start

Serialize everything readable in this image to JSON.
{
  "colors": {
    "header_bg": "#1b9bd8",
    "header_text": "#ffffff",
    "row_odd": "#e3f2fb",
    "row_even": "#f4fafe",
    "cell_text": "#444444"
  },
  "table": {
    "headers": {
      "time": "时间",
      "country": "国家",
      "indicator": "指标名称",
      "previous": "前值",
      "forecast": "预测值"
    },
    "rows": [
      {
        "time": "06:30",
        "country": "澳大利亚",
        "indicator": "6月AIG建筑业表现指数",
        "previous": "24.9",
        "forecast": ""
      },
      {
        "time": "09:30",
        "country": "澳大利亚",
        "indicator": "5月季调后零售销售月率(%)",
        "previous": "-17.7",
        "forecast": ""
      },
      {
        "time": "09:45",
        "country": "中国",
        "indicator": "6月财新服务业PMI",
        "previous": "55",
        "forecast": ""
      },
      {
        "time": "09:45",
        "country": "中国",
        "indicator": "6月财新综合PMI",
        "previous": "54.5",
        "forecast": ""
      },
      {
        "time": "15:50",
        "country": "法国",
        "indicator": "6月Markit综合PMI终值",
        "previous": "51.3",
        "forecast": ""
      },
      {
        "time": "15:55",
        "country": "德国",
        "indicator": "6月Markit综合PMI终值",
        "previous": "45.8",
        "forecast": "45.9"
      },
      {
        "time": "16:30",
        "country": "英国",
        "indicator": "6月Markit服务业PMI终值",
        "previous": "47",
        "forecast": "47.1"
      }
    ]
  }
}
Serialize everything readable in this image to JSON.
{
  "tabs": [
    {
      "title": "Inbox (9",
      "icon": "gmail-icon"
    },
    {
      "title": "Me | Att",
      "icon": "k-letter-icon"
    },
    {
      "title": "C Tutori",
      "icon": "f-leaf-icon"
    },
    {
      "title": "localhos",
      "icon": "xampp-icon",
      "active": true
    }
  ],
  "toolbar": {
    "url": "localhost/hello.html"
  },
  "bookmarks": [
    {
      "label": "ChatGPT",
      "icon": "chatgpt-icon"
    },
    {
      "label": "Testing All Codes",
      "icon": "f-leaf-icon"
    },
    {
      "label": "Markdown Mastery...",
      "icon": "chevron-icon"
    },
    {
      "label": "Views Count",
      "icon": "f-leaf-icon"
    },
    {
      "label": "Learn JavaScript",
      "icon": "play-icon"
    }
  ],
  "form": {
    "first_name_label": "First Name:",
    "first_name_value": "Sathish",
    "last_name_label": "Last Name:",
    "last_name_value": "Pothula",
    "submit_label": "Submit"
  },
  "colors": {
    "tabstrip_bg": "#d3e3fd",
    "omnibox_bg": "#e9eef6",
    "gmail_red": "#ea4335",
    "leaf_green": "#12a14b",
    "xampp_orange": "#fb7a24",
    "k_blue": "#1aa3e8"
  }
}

end

Stated problem :: Write out all of the records once more, exactly.

Result ::
Serialize everything readable in this image to JSON.
{
  "colors": {
    "header_bg": "#1b9bd8",
    "header_text": "#ffffff",
    "row_odd": "#e3f2fb",
    "row_even": "#f4fafe",
    "cell_text": "#444444"
  },
  "table": {
    "headers": {
      "time": "时间",
      "country": "国家",
      "indicator": "指标名称",
      "previous": "前值",
      "forecast": "预测值"
    },
    "rows": [
      {
        "time": "06:30",
        "country": "澳大利亚",
        "indicator": "6月AIG建筑业表现指数",
        "previous": "24.9",
        "forecast": ""
      },
      {
        "time": "09:30",
        "country": "澳大利亚",
        "indicator": "5月季调后零售销售月率(%)",
        "previous": "-17.7",
        "forecast": ""
      },
      {
        "time": "09:45",
        "country": "中国",
        "indicator": "6月财新服务业PMI",
        "previous": "55",
        "forecast": ""
      },
      {
        "time": "09:45",
        "country": "中国",
        "indicator": "6月财新综合PMI",
        "previous": "54.5",
        "forecast": ""
      },
      {
        "time": "15:50",
        "country": "法国",
        "indicator": "6月Markit综合PMI终值",
        "previous": "51.3",
        "forecast": ""
      },
      {
        "time": "15:55",
        "country": "德国",
        "indicator": "6月Markit综合PMI终值",
        "previous": "45.8",
        "forecast": "45.9"
      },
      {
        "time": "16:30",
        "country": "英国",
        "indicator": "6月Markit服务业PMI终值",
        "previous": "47",
        "forecast": "47.1"
      }
    ]
  }
}
Serialize everything readable in this image to JSON.
{
  "tabs": [
    {
      "title": "Inbox (9",
      "icon": "gmail-icon"
    },
    {
      "title": "Me | Att",
      "icon": "k-letter-icon"
    },
    {
      "title": "C Tutori",
      "icon": "f-leaf-icon"
    },
    {
      "title": "localhos",
      "icon": "xampp-icon",
      "active": true
    }
  ],
  "toolbar": {
    "url": "localhost/hello.html"
  },
  "bookmarks": [
    {
      "label": "ChatGPT",
      "icon": "chatgpt-icon"
    },
    {
      "label": "Testing All Codes",
      "icon": "f-leaf-icon"
    },
    {
      "label": "Markdown Mastery...",
      "icon": "chevron-icon"
    },
    {
      "label": "Views Count",
      "icon": "f-leaf-icon"
    },
    {
      "label": "Learn JavaScript",
      "icon": "play-icon"
    }
  ],
  "form": {
    "first_name_label": "First Name:",
    "first_name_value": "Sathish",
    "last_name_label": "Last Name:",
    "last_name_value": "Pothula",
    "submit_label": "Submit"
  },
  "colors": {
    "tabstrip_bg": "#d3e3fd",
    "omnibox_bg": "#e9eef6",
    "gmail_red": "#ea4335",
    "leaf_green": "#12a14b",
    "xampp_orange": "#fb7a24",
    "k_blue": "#1aa3e8"
  }
}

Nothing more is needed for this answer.